# start of Information shown

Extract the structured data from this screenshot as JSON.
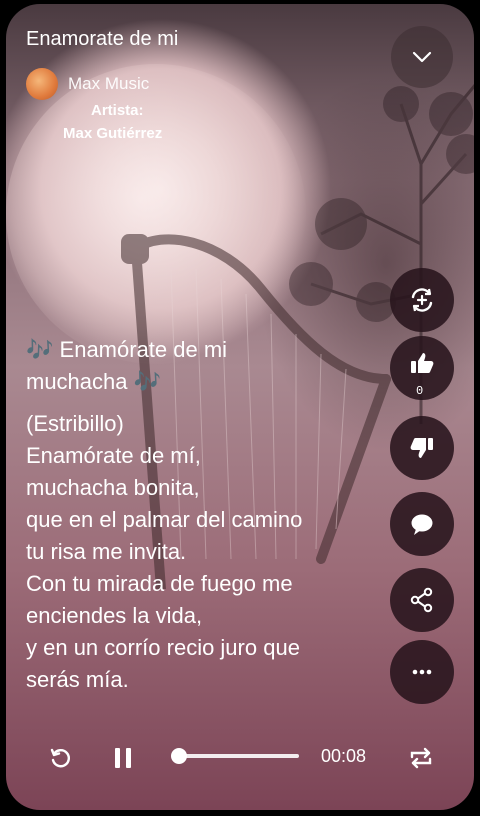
{
  "header": {
    "title": "Enamorate de mi"
  },
  "channel": {
    "name": "Max Music"
  },
  "artist": {
    "label": "Artista:",
    "name": "Max Gutiérrez"
  },
  "lyrics": {
    "song_line_1": "Enamórate de mi",
    "song_line_2": "muchacha",
    "note_glyph": "🎶",
    "lines": [
      "(Estribillo)",
      "Enamórate de mí,",
      "muchacha bonita,",
      "que en el palmar del camino",
      "tu risa me invita.",
      "Con tu mirada de fuego me",
      "enciendes la vida,",
      "y en un corrío recio juro que",
      "serás mía."
    ]
  },
  "actions": {
    "like_count": "0"
  },
  "player": {
    "time": "00:08",
    "progress": 0.0
  }
}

# end of Information shown

### The request
Write out again every line above exactly as given; the pictures do not belong in the copy.

### Response to the task
Extract the structured data from this screenshot as JSON.
{
  "header": {
    "title": "Enamorate de mi"
  },
  "channel": {
    "name": "Max Music"
  },
  "artist": {
    "label": "Artista:",
    "name": "Max Gutiérrez"
  },
  "lyrics": {
    "song_line_1": "Enamórate de mi",
    "song_line_2": "muchacha",
    "note_glyph": "🎶",
    "lines": [
      "(Estribillo)",
      "Enamórate de mí,",
      "muchacha bonita,",
      "que en el palmar del camino",
      "tu risa me invita.",
      "Con tu mirada de fuego me",
      "enciendes la vida,",
      "y en un corrío recio juro que",
      "serás mía."
    ]
  },
  "actions": {
    "like_count": "0"
  },
  "player": {
    "time": "00:08",
    "progress": 0.0
  }
}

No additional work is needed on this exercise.